= Your goal =
Omit the pictures and return every entry exactly as written.
----- Records to use -----
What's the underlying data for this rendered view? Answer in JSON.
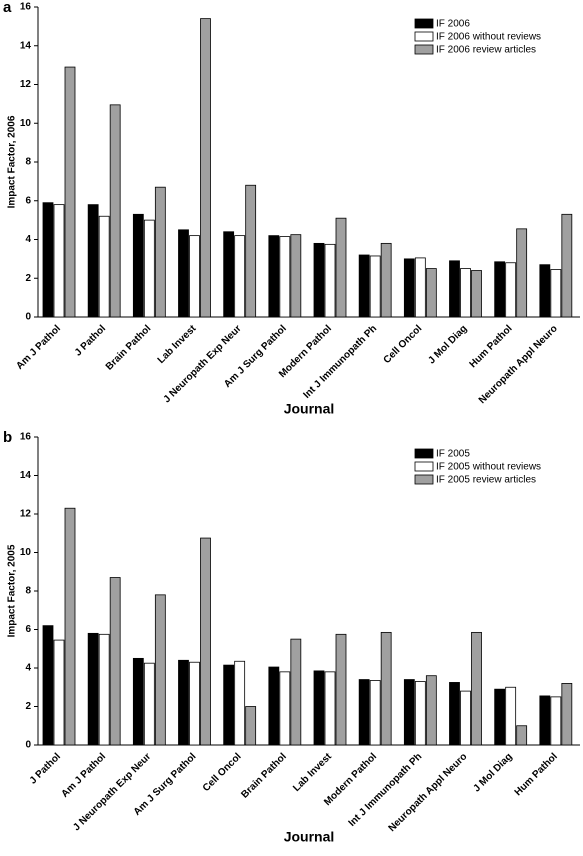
{
  "chart_data": [
    {
      "type": "bar",
      "panel_label": "a",
      "ylabel": "Impact Factor, 2006",
      "xlabel": "Journal",
      "categories": [
        "Am J Pathol",
        "J Pathol",
        "Brain Pathol",
        "Lab Invest",
        "J Neuropath Exp Neur",
        "Am J Surg Pathol",
        "Modern Pathol",
        "Int J Immunopath Ph",
        "Cell Oncol",
        "J Mol Diag",
        "Hum Pathol",
        "Neuropath Appl Neuro"
      ],
      "series": [
        {
          "name": "IF 2006",
          "color": "#000000",
          "values": [
            5.9,
            5.8,
            5.3,
            4.5,
            4.4,
            4.2,
            3.8,
            3.2,
            3.0,
            2.9,
            2.85,
            2.7
          ]
        },
        {
          "name": "IF 2006 without reviews",
          "color": "#ffffff",
          "values": [
            5.8,
            5.2,
            5.0,
            4.2,
            4.2,
            4.15,
            3.75,
            3.15,
            3.05,
            2.5,
            2.8,
            2.45
          ]
        },
        {
          "name": "IF 2006 review articles",
          "color": "#a0a0a0",
          "values": [
            12.9,
            10.95,
            6.7,
            15.4,
            6.8,
            4.25,
            5.1,
            3.8,
            2.5,
            2.4,
            4.55,
            5.3
          ]
        }
      ],
      "ylim": [
        0,
        16
      ],
      "yticks": [
        0,
        2,
        4,
        6,
        8,
        10,
        12,
        14,
        16
      ],
      "legend": "upper right"
    },
    {
      "type": "bar",
      "panel_label": "b",
      "ylabel": "Impact Factor, 2005",
      "xlabel": "Journal",
      "categories": [
        "J Pathol",
        "Am J Pathol",
        "J Neuropath Exp Neur",
        "Am J Surg Pathol",
        "Cell Oncol",
        "Brain Pathol",
        "Lab Invest",
        "Modern Pathol",
        "Int J Immunopath Ph",
        "Neuropath Appl Neuro",
        "J Mol Diag",
        "Hum Pathol"
      ],
      "series": [
        {
          "name": "IF 2005",
          "color": "#000000",
          "values": [
            6.2,
            5.8,
            4.5,
            4.4,
            4.15,
            4.05,
            3.85,
            3.4,
            3.4,
            3.25,
            2.9,
            2.55
          ]
        },
        {
          "name": "IF 2005 without reviews",
          "color": "#ffffff",
          "values": [
            5.45,
            5.75,
            4.25,
            4.3,
            4.35,
            3.8,
            3.8,
            3.35,
            3.3,
            2.8,
            3.0,
            2.5
          ]
        },
        {
          "name": "IF 2005 review articles",
          "color": "#a0a0a0",
          "values": [
            12.3,
            8.7,
            7.8,
            10.75,
            2.0,
            5.5,
            5.75,
            5.85,
            3.6,
            5.85,
            1.0,
            3.2
          ]
        }
      ],
      "ylim": [
        0,
        16
      ],
      "yticks": [
        0,
        2,
        4,
        6,
        8,
        10,
        12,
        14,
        16
      ],
      "legend": "upper right"
    }
  ]
}
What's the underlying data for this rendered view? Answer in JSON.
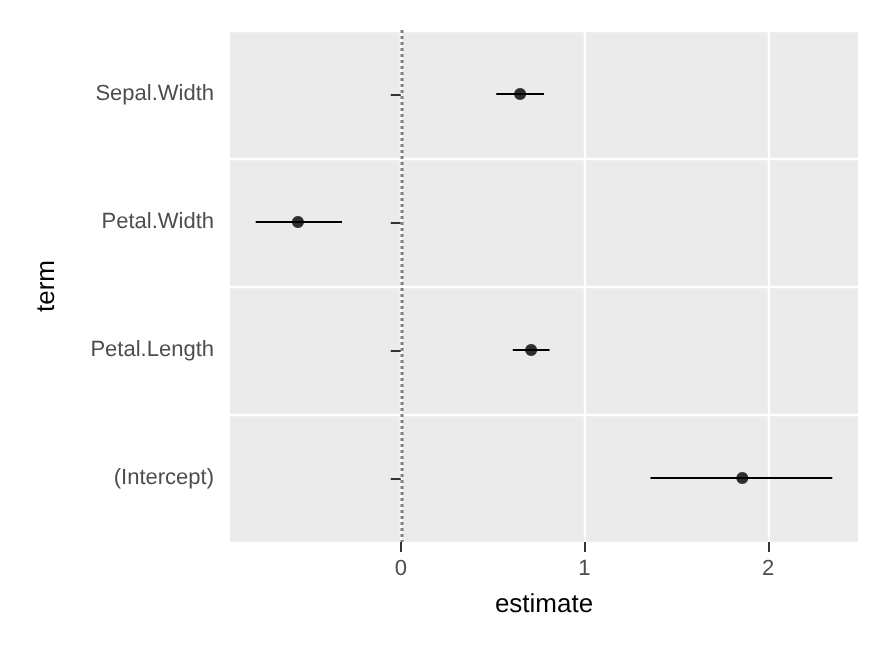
{
  "chart_data": {
    "type": "scatter",
    "xlabel": "estimate",
    "ylabel": "term",
    "categories": [
      "Sepal.Width",
      "Petal.Width",
      "Petal.Length",
      "(Intercept)"
    ],
    "orientation": "horizontal",
    "series": [
      {
        "color": "#000000",
        "values": [
          0.65,
          -0.56,
          0.71,
          1.86
        ],
        "errors": [
          [
            0.52,
            0.78
          ],
          [
            -0.79,
            -0.32
          ],
          [
            0.61,
            0.81
          ],
          [
            1.36,
            2.35
          ]
        ]
      }
    ],
    "xlim": [
      -0.93,
      2.49
    ],
    "xticks": [
      0,
      1,
      2
    ],
    "grid": true,
    "marker": "circle",
    "ref_lines": [
      {
        "axis": "x",
        "value": 0,
        "color": "#7f7f7f",
        "line_style": "dotted"
      }
    ]
  }
}
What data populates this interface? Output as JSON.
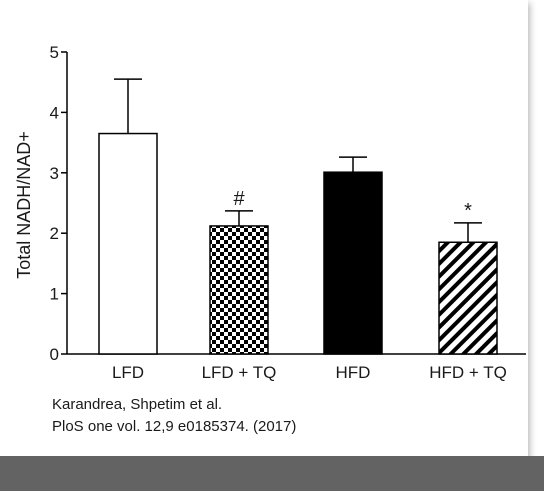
{
  "chart_data": {
    "type": "bar",
    "ylabel": "Total NADH/NAD+",
    "xlabel": "",
    "ylim": [
      0,
      5
    ],
    "yticks": [
      "0",
      "1",
      "2",
      "3",
      "4",
      "5"
    ],
    "categories": [
      "LFD",
      "LFD + TQ",
      "HFD",
      "HFD + TQ"
    ],
    "values": [
      3.65,
      2.12,
      3.01,
      1.85
    ],
    "errors": [
      0.9,
      0.25,
      0.25,
      0.32
    ],
    "annotations": [
      "",
      "#",
      "",
      "*"
    ],
    "fills": [
      "white",
      "checkered",
      "black",
      "diagonal-stripes"
    ]
  },
  "source": {
    "authors": "Karandrea, Shpetim et al.",
    "citation": "PloS one vol. 12,9 e0185374. (2017)"
  },
  "colors": {
    "bar_outline": "#000000",
    "bar_black": "#000000",
    "text": "#1a1a1a",
    "bottom_bar": "#636363"
  }
}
-----
= Full solution =
What's the underlying data for this rendered view? Answer in JSON.
{
  "chart_data": [
    {
      "type": "bar",
      "panel_label": "a",
      "ylabel": "Impact Factor, 2006",
      "xlabel": "Journal",
      "categories": [
        "Am J Pathol",
        "J Pathol",
        "Brain Pathol",
        "Lab Invest",
        "J Neuropath Exp Neur",
        "Am J Surg Pathol",
        "Modern Pathol",
        "Int J Immunopath Ph",
        "Cell Oncol",
        "J Mol Diag",
        "Hum Pathol",
        "Neuropath Appl Neuro"
      ],
      "series": [
        {
          "name": "IF 2006",
          "color": "#000000",
          "values": [
            5.9,
            5.8,
            5.3,
            4.5,
            4.4,
            4.2,
            3.8,
            3.2,
            3.0,
            2.9,
            2.85,
            2.7
          ]
        },
        {
          "name": "IF 2006 without reviews",
          "color": "#ffffff",
          "values": [
            5.8,
            5.2,
            5.0,
            4.2,
            4.2,
            4.15,
            3.75,
            3.15,
            3.05,
            2.5,
            2.8,
            2.45
          ]
        },
        {
          "name": "IF 2006 review articles",
          "color": "#a0a0a0",
          "values": [
            12.9,
            10.95,
            6.7,
            15.4,
            6.8,
            4.25,
            5.1,
            3.8,
            2.5,
            2.4,
            4.55,
            5.3
          ]
        }
      ],
      "ylim": [
        0,
        16
      ],
      "yticks": [
        0,
        2,
        4,
        6,
        8,
        10,
        12,
        14,
        16
      ],
      "legend": "upper right"
    },
    {
      "type": "bar",
      "panel_label": "b",
      "ylabel": "Impact Factor, 2005",
      "xlabel": "Journal",
      "categories": [
        "J Pathol",
        "Am J Pathol",
        "J Neuropath Exp Neur",
        "Am J Surg Pathol",
        "Cell Oncol",
        "Brain Pathol",
        "Lab Invest",
        "Modern Pathol",
        "Int J Immunopath Ph",
        "Neuropath Appl Neuro",
        "J Mol Diag",
        "Hum Pathol"
      ],
      "series": [
        {
          "name": "IF 2005",
          "color": "#000000",
          "values": [
            6.2,
            5.8,
            4.5,
            4.4,
            4.15,
            4.05,
            3.85,
            3.4,
            3.4,
            3.25,
            2.9,
            2.55
          ]
        },
        {
          "name": "IF 2005 without reviews",
          "color": "#ffffff",
          "values": [
            5.45,
            5.75,
            4.25,
            4.3,
            4.35,
            3.8,
            3.8,
            3.35,
            3.3,
            2.8,
            3.0,
            2.5
          ]
        },
        {
          "name": "IF 2005 review articles",
          "color": "#a0a0a0",
          "values": [
            12.3,
            8.7,
            7.8,
            10.75,
            2.0,
            5.5,
            5.75,
            5.85,
            3.6,
            5.85,
            1.0,
            3.2
          ]
        }
      ],
      "ylim": [
        0,
        16
      ],
      "yticks": [
        0,
        2,
        4,
        6,
        8,
        10,
        12,
        14,
        16
      ],
      "legend": "upper right"
    }
  ]
}
What's the underlying data for this rendered view? Answer in JSON.
{
  "chart_data": {
    "type": "scatter",
    "xlabel": "estimate",
    "ylabel": "term",
    "categories": [
      "Sepal.Width",
      "Petal.Width",
      "Petal.Length",
      "(Intercept)"
    ],
    "orientation": "horizontal",
    "series": [
      {
        "color": "#000000",
        "values": [
          0.65,
          -0.56,
          0.71,
          1.86
        ],
        "errors": [
          [
            0.52,
            0.78
          ],
          [
            -0.79,
            -0.32
          ],
          [
            0.61,
            0.81
          ],
          [
            1.36,
            2.35
          ]
        ]
      }
    ],
    "xlim": [
      -0.93,
      2.49
    ],
    "xticks": [
      0,
      1,
      2
    ],
    "grid": true,
    "marker": "circle",
    "ref_lines": [
      {
        "axis": "x",
        "value": 0,
        "color": "#7f7f7f",
        "line_style": "dotted"
      }
    ]
  }
}
What data populates this interface? Output as JSON.
{
  "chart_data": {
    "type": "bar",
    "ylabel": "Total NADH/NAD+",
    "xlabel": "",
    "ylim": [
      0,
      5
    ],
    "yticks": [
      "0",
      "1",
      "2",
      "3",
      "4",
      "5"
    ],
    "categories": [
      "LFD",
      "LFD + TQ",
      "HFD",
      "HFD + TQ"
    ],
    "values": [
      3.65,
      2.12,
      3.01,
      1.85
    ],
    "errors": [
      0.9,
      0.25,
      0.25,
      0.32
    ],
    "annotations": [
      "",
      "#",
      "",
      "*"
    ],
    "fills": [
      "white",
      "checkered",
      "black",
      "diagonal-stripes"
    ]
  },
  "source": {
    "authors": "Karandrea, Shpetim et al.",
    "citation": "PloS one vol. 12,9 e0185374. (2017)"
  },
  "colors": {
    "bar_outline": "#000000",
    "bar_black": "#000000",
    "text": "#1a1a1a",
    "bottom_bar": "#636363"
  }
}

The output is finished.